* BEGIN *

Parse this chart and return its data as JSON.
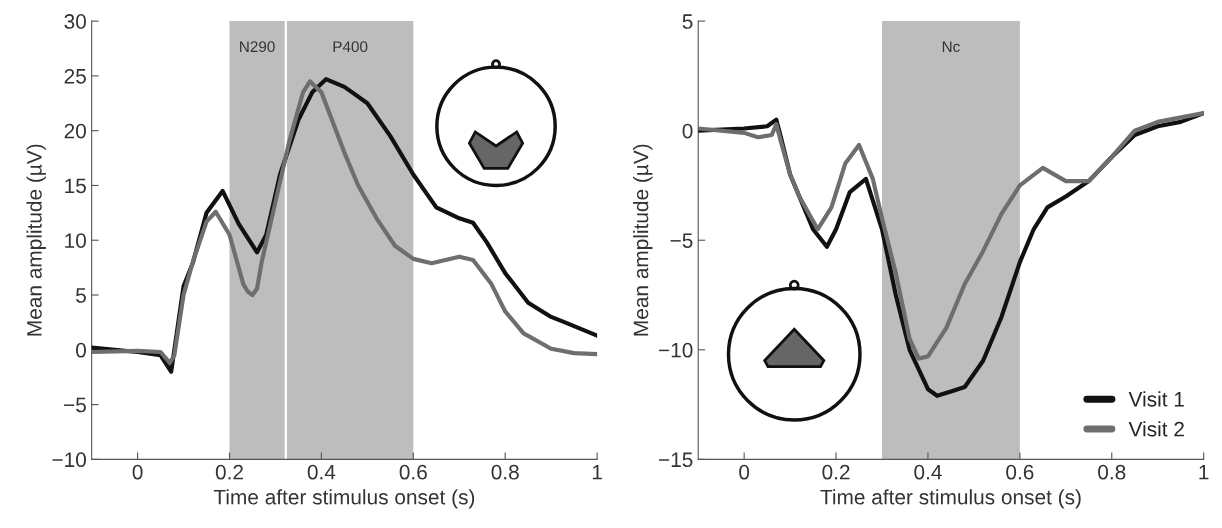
{
  "chart_data": [
    {
      "type": "line",
      "xlabel": "Time after stimulus onset (s)",
      "ylabel": "Mean amplitude (µV)",
      "xlim": [
        -0.1,
        1
      ],
      "ylim": [
        -10,
        30
      ],
      "xticks": [
        0,
        0.2,
        0.4,
        0.6,
        0.8,
        1
      ],
      "yticks": [
        {
          "value": -10,
          "label": "−10"
        },
        {
          "value": -5,
          "label": "−5"
        },
        0,
        5,
        10,
        15,
        20,
        25,
        30
      ],
      "grid": false,
      "legend": false,
      "bands": [
        {
          "axis": "x",
          "from": 0.2,
          "to": 0.32,
          "label": "N290",
          "color": "#bdbdbd"
        },
        {
          "axis": "x",
          "from": 0.325,
          "to": 0.6,
          "label": "P400",
          "color": "#bdbdbd"
        }
      ],
      "series": [
        {
          "color": "#111111",
          "x": [
            -0.1,
            0,
            0.05,
            0.073,
            0.08,
            0.1,
            0.12,
            0.15,
            0.185,
            0.22,
            0.26,
            0.28,
            0.31,
            0.35,
            0.38,
            0.41,
            0.45,
            0.47,
            0.5,
            0.55,
            0.6,
            0.65,
            0.7,
            0.73,
            0.76,
            0.8,
            0.85,
            0.9,
            0.93,
            1.0
          ],
          "values": [
            0.2,
            -0.2,
            -0.5,
            -2,
            0,
            5.8,
            7.9,
            12.5,
            14.5,
            11.5,
            8.9,
            10.5,
            16,
            21,
            23.5,
            24.7,
            24,
            23.4,
            22.5,
            19.5,
            16,
            13,
            12,
            11.6,
            9.8,
            7,
            4.3,
            3,
            2.5,
            1.3
          ]
        },
        {
          "color": "#6e6e6e",
          "x": [
            -0.1,
            0,
            0.05,
            0.07,
            0.08,
            0.1,
            0.12,
            0.15,
            0.17,
            0.2,
            0.23,
            0.24,
            0.25,
            0.26,
            0.27,
            0.3,
            0.33,
            0.36,
            0.375,
            0.4,
            0.45,
            0.48,
            0.52,
            0.56,
            0.6,
            0.64,
            0.7,
            0.73,
            0.77,
            0.8,
            0.84,
            0.9,
            0.95,
            1.0
          ],
          "values": [
            -0.2,
            -0.1,
            -0.2,
            -1.2,
            -0.5,
            5,
            8,
            11.7,
            12.6,
            10.5,
            6,
            5.3,
            5,
            5.6,
            8,
            13.5,
            19,
            23.5,
            24.5,
            23.5,
            18,
            15,
            12,
            9.5,
            8.3,
            7.9,
            8.5,
            8.2,
            6,
            3.5,
            1.5,
            0.1,
            -0.3,
            -0.4
          ]
        }
      ]
    },
    {
      "type": "line",
      "xlabel": "Time after stimulus onset (s)",
      "ylabel": "Mean amplitude (µV)",
      "xlim": [
        -0.1,
        1
      ],
      "ylim": [
        -15,
        5
      ],
      "xticks": [
        0,
        0.2,
        0.4,
        0.6,
        0.8,
        1
      ],
      "yticks": [
        {
          "value": -15,
          "label": "−15"
        },
        {
          "value": -10,
          "label": "−10"
        },
        {
          "value": -5,
          "label": "−5"
        },
        0,
        5
      ],
      "grid": false,
      "legend": "bottom right",
      "bands": [
        {
          "axis": "x",
          "from": 0.3,
          "to": 0.6,
          "label": "Nc",
          "color": "#bdbdbd"
        }
      ],
      "series": [
        {
          "name": "Visit 1",
          "color": "#111111",
          "x": [
            -0.1,
            0,
            0.05,
            0.07,
            0.08,
            0.1,
            0.12,
            0.15,
            0.18,
            0.2,
            0.23,
            0.265,
            0.3,
            0.33,
            0.36,
            0.4,
            0.42,
            0.45,
            0.48,
            0.52,
            0.56,
            0.6,
            0.63,
            0.66,
            0.7,
            0.75,
            0.8,
            0.85,
            0.9,
            0.95,
            1.0
          ],
          "values": [
            0,
            0.1,
            0.2,
            0.5,
            -0.3,
            -2,
            -3,
            -4.5,
            -5.3,
            -4.5,
            -2.8,
            -2.2,
            -4.5,
            -7.5,
            -10,
            -11.8,
            -12.1,
            -11.9,
            -11.7,
            -10.5,
            -8.5,
            -6,
            -4.5,
            -3.5,
            -3,
            -2.3,
            -1.2,
            -0.2,
            0.2,
            0.4,
            0.8
          ]
        },
        {
          "name": "Visit 2",
          "color": "#6e6e6e",
          "x": [
            -0.1,
            0,
            0.03,
            0.06,
            0.07,
            0.08,
            0.1,
            0.12,
            0.16,
            0.19,
            0.22,
            0.25,
            0.28,
            0.3,
            0.33,
            0.36,
            0.38,
            0.4,
            0.44,
            0.48,
            0.52,
            0.56,
            0.6,
            0.65,
            0.7,
            0.75,
            0.8,
            0.85,
            0.9,
            1.0
          ],
          "values": [
            0.1,
            -0.1,
            -0.3,
            -0.2,
            0.3,
            -0.5,
            -2,
            -3,
            -4.5,
            -3.5,
            -1.5,
            -0.65,
            -2.2,
            -4,
            -6.5,
            -9.5,
            -10.4,
            -10.3,
            -9,
            -7,
            -5.5,
            -3.8,
            -2.5,
            -1.7,
            -2.3,
            -2.3,
            -1.2,
            0,
            0.4,
            0.8
          ]
        }
      ]
    }
  ]
}
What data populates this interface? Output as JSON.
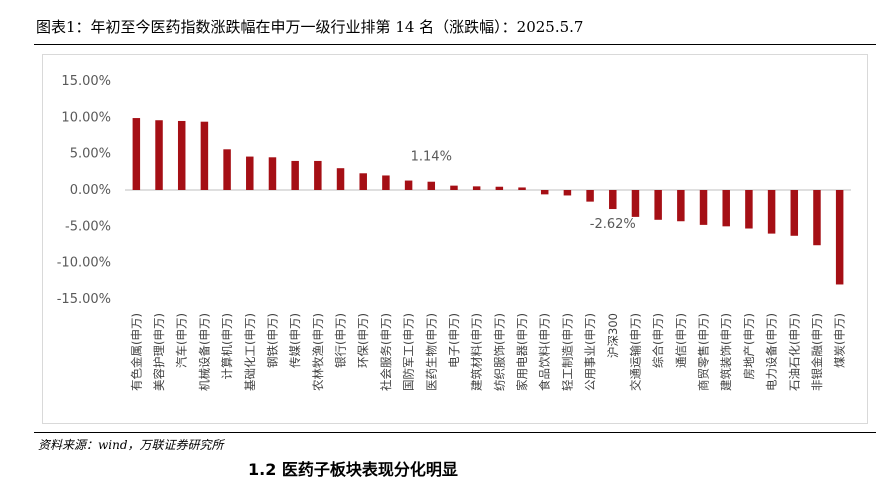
{
  "figure": {
    "title": "图表1：年初至今医药指数涨跌幅在申万一级行业排第 14 名（涨跌幅）：2025.5.7",
    "source": "资料来源：wind，万联证券研究所",
    "section_heading": "1.2 医药子板块表现分化明显"
  },
  "chart_data": {
    "type": "bar",
    "ylim": [
      -15,
      15
    ],
    "yticks": [
      15,
      10,
      5,
      0,
      -5,
      -10,
      -15
    ],
    "ytick_labels": [
      "15.00%",
      "10.00%",
      "5.00%",
      "0.00%",
      "-5.00%",
      "-10.00%",
      "-15.00%"
    ],
    "bar_color": "#a50f15",
    "grid": false,
    "legend": "none",
    "categories": [
      "有色金属(申万)",
      "美容护理(申万)",
      "汽车(申万)",
      "机械设备(申万)",
      "计算机(申万)",
      "基础化工(申万)",
      "钢铁(申万)",
      "传媒(申万)",
      "农林牧渔(申万)",
      "银行(申万)",
      "环保(申万)",
      "社会服务(申万)",
      "国防军工(申万)",
      "医药生物(申万)",
      "电子(申万)",
      "建筑材料(申万)",
      "纺织服饰(申万)",
      "家用电器(申万)",
      "食品饮料(申万)",
      "轻工制造(申万)",
      "公用事业(申万)",
      "沪深300",
      "交通运输(申万)",
      "综合(申万)",
      "通信(申万)",
      "商贸零售(申万)",
      "建筑装饰(申万)",
      "房地产(申万)",
      "电力设备(申万)",
      "石油石化(申万)",
      "非银金融(申万)",
      "煤炭(申万)"
    ],
    "values": [
      9.9,
      9.6,
      9.5,
      9.4,
      5.6,
      4.6,
      4.5,
      4.0,
      4.0,
      3.0,
      2.3,
      2.0,
      1.3,
      1.14,
      0.6,
      0.5,
      0.45,
      0.35,
      -0.6,
      -0.75,
      -1.6,
      -2.62,
      -3.7,
      -4.1,
      -4.3,
      -4.8,
      -5.0,
      -5.3,
      -6.0,
      -6.3,
      -7.6,
      -13.0
    ],
    "data_labels": [
      {
        "category": "医药生物(申万)",
        "text": "1.14%"
      },
      {
        "category": "沪深300",
        "text": "-2.62%"
      }
    ]
  }
}
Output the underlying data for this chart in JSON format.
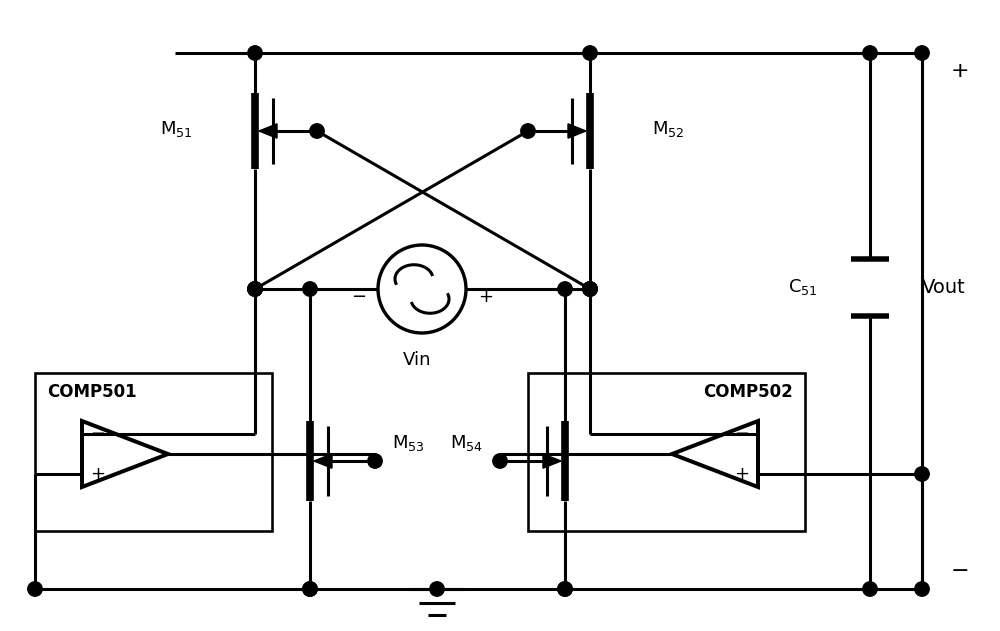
{
  "bg_color": "#ffffff",
  "line_color": "#000000",
  "lw": 2.2,
  "figsize": [
    10.0,
    6.31
  ],
  "dpi": 100,
  "xlim": [
    0,
    10
  ],
  "ylim": [
    0,
    6.31
  ]
}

* END *

Your goal:
Show all lines in the entries above where the word "legend" appears.

Result for this task:
      "legend": false,
      "legend": "bottom right",
    "legend": "none",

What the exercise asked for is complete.